Source records:
· · · ·

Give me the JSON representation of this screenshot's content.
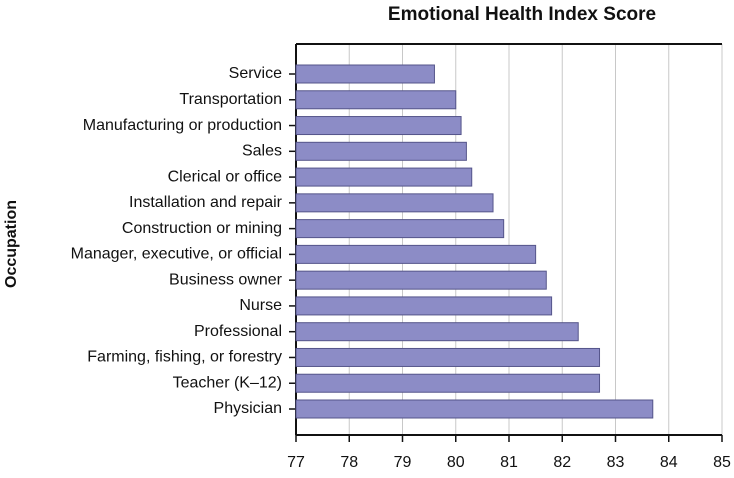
{
  "chart_data": {
    "type": "hbar",
    "title": "Emotional Health Index Score",
    "y_label": "Occupation",
    "categories": [
      "Service",
      "Transportation",
      "Manufacturing or production",
      "Sales",
      "Clerical or office",
      "Installation and repair",
      "Construction or mining",
      "Manager, executive, or official",
      "Business owner",
      "Nurse",
      "Professional",
      "Farming, fishing, or forestry",
      "Teacher (K–12)",
      "Physician"
    ],
    "values": [
      79.6,
      80.0,
      80.1,
      80.2,
      80.3,
      80.7,
      80.9,
      81.5,
      81.7,
      81.8,
      82.3,
      82.7,
      82.7,
      83.7
    ],
    "color": "#8c8cc6",
    "xlim": [
      77,
      85
    ],
    "xticks": [
      77,
      78,
      79,
      80,
      81,
      82,
      83,
      84,
      85
    ],
    "grid": true
  }
}
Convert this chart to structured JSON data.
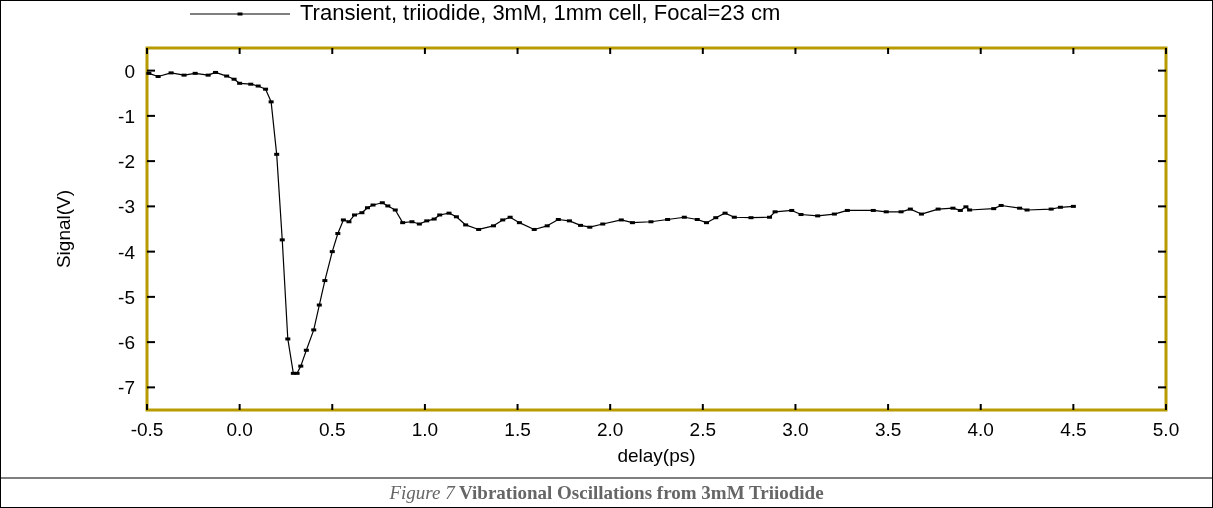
{
  "chart_data": {
    "type": "line",
    "xlabel": "delay(ps)",
    "ylabel": "Signal(V)",
    "annotations": [
      "Figure 7",
      "Vibrational Oscillations from 3mM Triiodide"
    ],
    "xlim": [
      -0.5,
      5.0
    ],
    "ylim": [
      -7.5,
      0.5
    ],
    "xticks": [
      {
        "value": -0.5,
        "label": "-0.5"
      },
      {
        "value": 0,
        "label": "0.0"
      },
      {
        "value": 0.5,
        "label": "0.5"
      },
      {
        "value": 1,
        "label": "1.0"
      },
      {
        "value": 1.5,
        "label": "1.5"
      },
      {
        "value": 2,
        "label": "2.0"
      },
      {
        "value": 2.5,
        "label": "2.5"
      },
      {
        "value": 3,
        "label": "3.0"
      },
      {
        "value": 3.5,
        "label": "3.5"
      },
      {
        "value": 4,
        "label": "4.0"
      },
      {
        "value": 4.5,
        "label": "4.5"
      },
      {
        "value": 5,
        "label": "5.0"
      }
    ],
    "yticks": [
      0,
      -1,
      -2,
      -3,
      -4,
      -5,
      -6,
      -7
    ],
    "legend": "top",
    "marker": "square",
    "line_style": "solid",
    "grid": false,
    "series": [
      {
        "name": "Transient, triiodide, 3mM, 1mm cell, Focal=23 cm",
        "color": "#000000",
        "x": [
          -0.49,
          -0.44,
          -0.37,
          -0.3,
          -0.24,
          -0.17,
          -0.13,
          -0.07,
          -0.03,
          0.0,
          0.06,
          0.1,
          0.14,
          0.17,
          0.2,
          0.23,
          0.26,
          0.29,
          0.31,
          0.33,
          0.36,
          0.4,
          0.43,
          0.46,
          0.5,
          0.53,
          0.56,
          0.59,
          0.62,
          0.66,
          0.69,
          0.72,
          0.77,
          0.8,
          0.84,
          0.88,
          0.93,
          0.97,
          1.01,
          1.05,
          1.08,
          1.13,
          1.17,
          1.22,
          1.29,
          1.37,
          1.42,
          1.46,
          1.51,
          1.59,
          1.66,
          1.72,
          1.78,
          1.84,
          1.89,
          1.96,
          2.06,
          2.12,
          2.22,
          2.31,
          2.4,
          2.47,
          2.52,
          2.57,
          2.62,
          2.67,
          2.76,
          2.86,
          2.89,
          2.98,
          3.03,
          3.12,
          3.21,
          3.28,
          3.42,
          3.49,
          3.57,
          3.62,
          3.68,
          3.77,
          3.85,
          3.89,
          3.92,
          3.94,
          4.07,
          4.11,
          4.21,
          4.25,
          4.38,
          4.43,
          4.5
        ],
        "values": [
          -0.06,
          -0.13,
          -0.05,
          -0.1,
          -0.06,
          -0.1,
          -0.04,
          -0.12,
          -0.19,
          -0.28,
          -0.3,
          -0.34,
          -0.41,
          -0.69,
          -1.85,
          -3.74,
          -5.93,
          -6.69,
          -6.69,
          -6.53,
          -6.18,
          -5.73,
          -5.18,
          -4.64,
          -4.0,
          -3.6,
          -3.3,
          -3.34,
          -3.19,
          -3.14,
          -3.03,
          -2.97,
          -2.92,
          -2.99,
          -3.08,
          -3.36,
          -3.34,
          -3.39,
          -3.32,
          -3.28,
          -3.19,
          -3.15,
          -3.23,
          -3.41,
          -3.51,
          -3.43,
          -3.3,
          -3.24,
          -3.36,
          -3.51,
          -3.43,
          -3.29,
          -3.32,
          -3.42,
          -3.46,
          -3.39,
          -3.3,
          -3.36,
          -3.34,
          -3.29,
          -3.24,
          -3.29,
          -3.36,
          -3.25,
          -3.15,
          -3.24,
          -3.25,
          -3.24,
          -3.12,
          -3.09,
          -3.18,
          -3.21,
          -3.17,
          -3.09,
          -3.09,
          -3.12,
          -3.12,
          -3.06,
          -3.17,
          -3.06,
          -3.04,
          -3.09,
          -3.01,
          -3.08,
          -3.05,
          -2.98,
          -3.04,
          -3.08,
          -3.06,
          -3.02,
          -3.0
        ]
      }
    ]
  }
}
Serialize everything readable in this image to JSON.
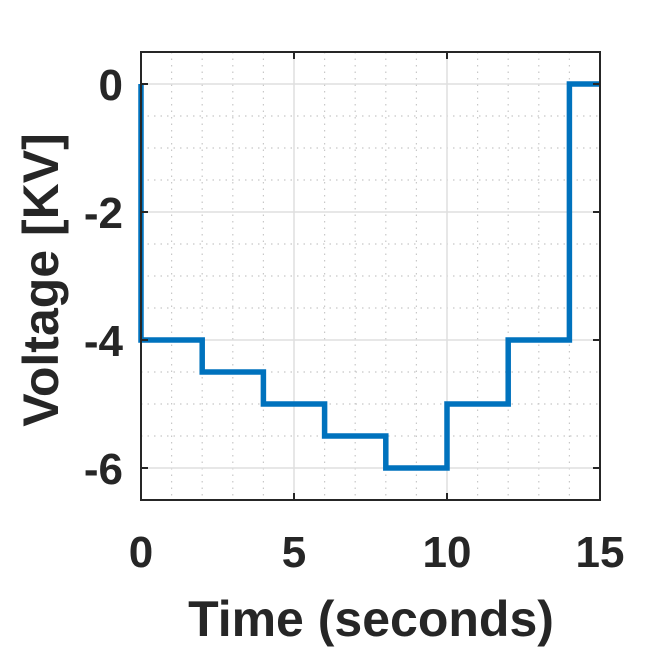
{
  "chart_data": {
    "type": "line",
    "title": "",
    "xlabel": "Time (seconds)",
    "ylabel": "Voltage [KV]",
    "xlim": [
      0,
      15
    ],
    "ylim": [
      -6.5,
      0.5
    ],
    "x_ticks": [
      0,
      5,
      10,
      15
    ],
    "x_tick_labels": [
      "0",
      "5",
      "10",
      "15"
    ],
    "y_ticks": [
      0,
      -2,
      -4,
      -6
    ],
    "y_tick_labels": [
      "0",
      "-2",
      "-4",
      "-6"
    ],
    "grid": true,
    "minor_grid": true,
    "box": true,
    "step": true,
    "series": [
      {
        "color": "#0072BD",
        "x": [
          0,
          0,
          2,
          2,
          4,
          4,
          6,
          6,
          8,
          8,
          10,
          10,
          12,
          12,
          14,
          14,
          15
        ],
        "y": [
          0,
          -4,
          -4,
          -4.5,
          -4.5,
          -5,
          -5,
          -5.5,
          -5.5,
          -6,
          -6,
          -5,
          -5,
          -4,
          -4,
          0,
          0
        ]
      }
    ],
    "colors": {
      "axis": "#262626",
      "major_grid": "#dfdfdf",
      "minor_grid": "#c8c8c8",
      "line": "#0072BD"
    }
  }
}
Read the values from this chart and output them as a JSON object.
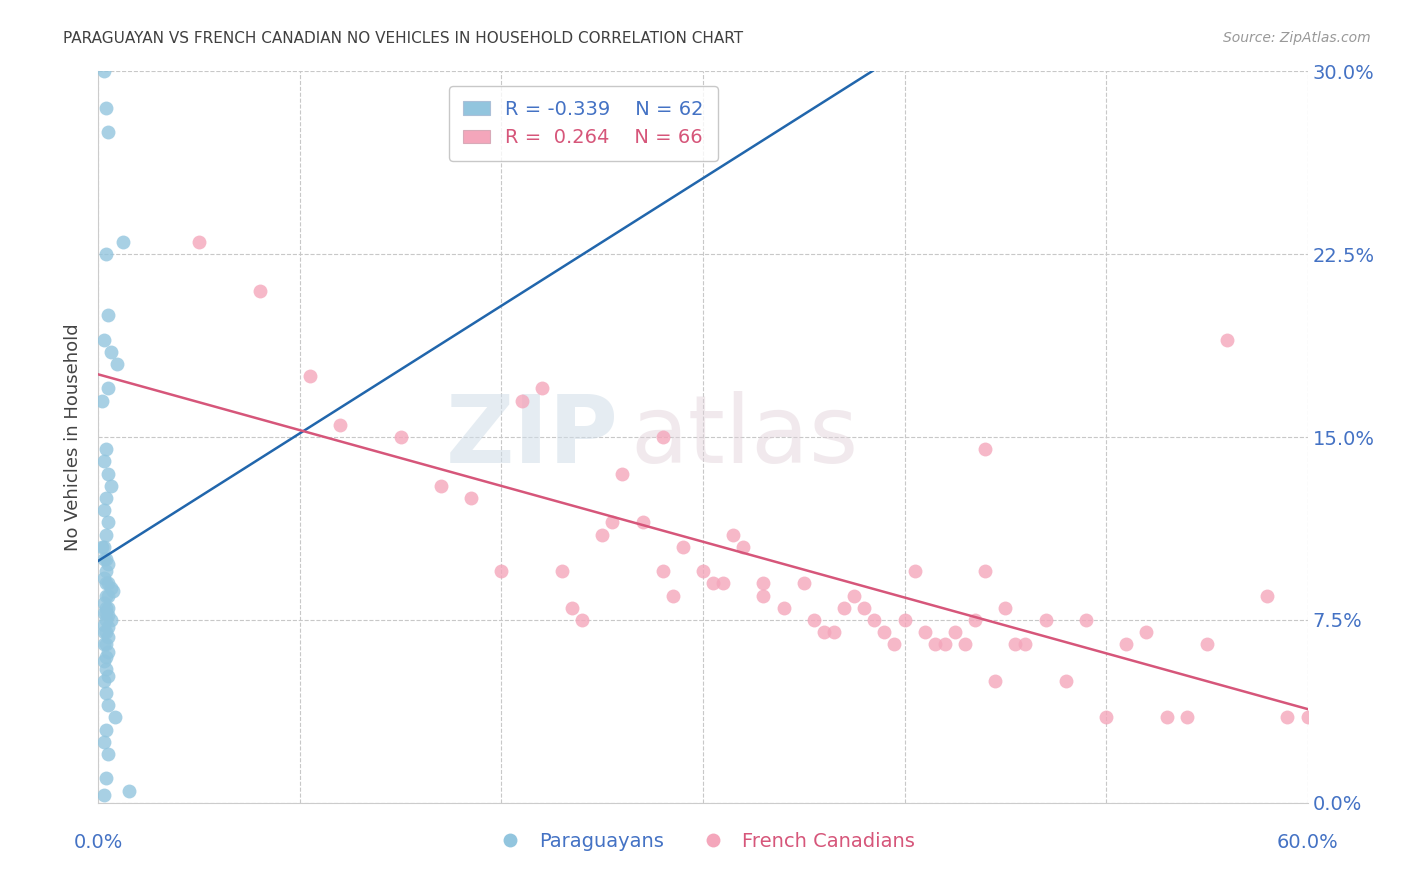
{
  "title": "PARAGUAYAN VS FRENCH CANADIAN NO VEHICLES IN HOUSEHOLD CORRELATION CHART",
  "source": "Source: ZipAtlas.com",
  "ylabel": "No Vehicles in Household",
  "ytick_vals": [
    0.0,
    7.5,
    15.0,
    22.5,
    30.0
  ],
  "xlim": [
    0.0,
    60.0
  ],
  "ylim": [
    0.0,
    30.0
  ],
  "watermark_zip": "ZIP",
  "watermark_atlas": "atlas",
  "legend_blue_r": "-0.339",
  "legend_blue_n": "62",
  "legend_pink_r": "0.264",
  "legend_pink_n": "66",
  "blue_color": "#92c5de",
  "pink_color": "#f4a6bb",
  "blue_line_color": "#2166ac",
  "pink_line_color": "#d6567a",
  "title_color": "#404040",
  "tick_color": "#4472c4",
  "grid_color": "#c8c8c8",
  "background_color": "#ffffff",
  "paraguayan_x": [
    0.3,
    0.4,
    0.5,
    1.2,
    0.4,
    0.5,
    0.3,
    0.6,
    0.9,
    0.5,
    0.2,
    0.4,
    0.3,
    0.5,
    0.6,
    0.4,
    0.3,
    0.5,
    0.4,
    0.3,
    0.2,
    0.4,
    0.3,
    0.5,
    0.4,
    0.3,
    0.5,
    0.4,
    0.6,
    0.7,
    0.5,
    0.4,
    0.3,
    0.5,
    0.4,
    0.3,
    0.4,
    0.5,
    0.6,
    0.4,
    0.3,
    0.5,
    0.4,
    0.3,
    0.5,
    0.4,
    0.3,
    0.5,
    0.4,
    0.3,
    0.4,
    0.5,
    0.3,
    0.4,
    0.5,
    0.8,
    0.4,
    0.3,
    0.5,
    0.4,
    1.5,
    0.3
  ],
  "paraguayan_y": [
    30.0,
    28.5,
    27.5,
    23.0,
    22.5,
    20.0,
    19.0,
    18.5,
    18.0,
    17.0,
    16.5,
    14.5,
    14.0,
    13.5,
    13.0,
    12.5,
    12.0,
    11.5,
    11.0,
    10.5,
    10.5,
    10.0,
    10.0,
    9.8,
    9.5,
    9.2,
    9.0,
    9.0,
    8.8,
    8.7,
    8.5,
    8.5,
    8.2,
    8.0,
    8.0,
    7.8,
    7.8,
    7.7,
    7.5,
    7.5,
    7.3,
    7.2,
    7.0,
    7.0,
    6.8,
    6.5,
    6.5,
    6.2,
    6.0,
    5.8,
    5.5,
    5.2,
    5.0,
    4.5,
    4.0,
    3.5,
    3.0,
    2.5,
    2.0,
    1.0,
    0.5,
    0.3
  ],
  "french_canadian_x": [
    5.0,
    8.0,
    10.5,
    12.0,
    15.0,
    17.0,
    20.0,
    22.0,
    23.0,
    24.0,
    25.0,
    25.5,
    26.0,
    27.0,
    28.0,
    28.5,
    29.0,
    30.0,
    30.5,
    31.0,
    32.0,
    33.0,
    34.0,
    35.0,
    35.5,
    36.0,
    37.0,
    37.5,
    38.0,
    38.5,
    39.0,
    39.5,
    40.0,
    40.5,
    41.0,
    41.5,
    42.0,
    42.5,
    43.0,
    43.5,
    44.0,
    44.5,
    45.0,
    45.5,
    46.0,
    47.0,
    48.0,
    49.0,
    50.0,
    51.0,
    52.0,
    53.0,
    54.0,
    55.0,
    56.0,
    58.0,
    59.0,
    60.0,
    21.0,
    33.0,
    28.0,
    18.5,
    23.5,
    31.5,
    36.5,
    44.0
  ],
  "french_canadian_y": [
    23.0,
    21.0,
    17.5,
    15.5,
    15.0,
    13.0,
    9.5,
    17.0,
    9.5,
    7.5,
    11.0,
    11.5,
    13.5,
    11.5,
    9.5,
    8.5,
    10.5,
    9.5,
    9.0,
    9.0,
    10.5,
    8.5,
    8.0,
    9.0,
    7.5,
    7.0,
    8.0,
    8.5,
    8.0,
    7.5,
    7.0,
    6.5,
    7.5,
    9.5,
    7.0,
    6.5,
    6.5,
    7.0,
    6.5,
    7.5,
    9.5,
    5.0,
    8.0,
    6.5,
    6.5,
    7.5,
    5.0,
    7.5,
    3.5,
    6.5,
    7.0,
    3.5,
    3.5,
    6.5,
    19.0,
    8.5,
    3.5,
    3.5,
    16.5,
    9.0,
    15.0,
    12.5,
    8.0,
    11.0,
    7.0,
    14.5
  ]
}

· · · ·

DESCRIPTION OF THE TASK
Locate the word "values" in the data above. Copy every line carrying it.

ANSWER TO THIS EXERCISE
    "values": [
        "values": [
Read the values from this chart and output them as a JSON object.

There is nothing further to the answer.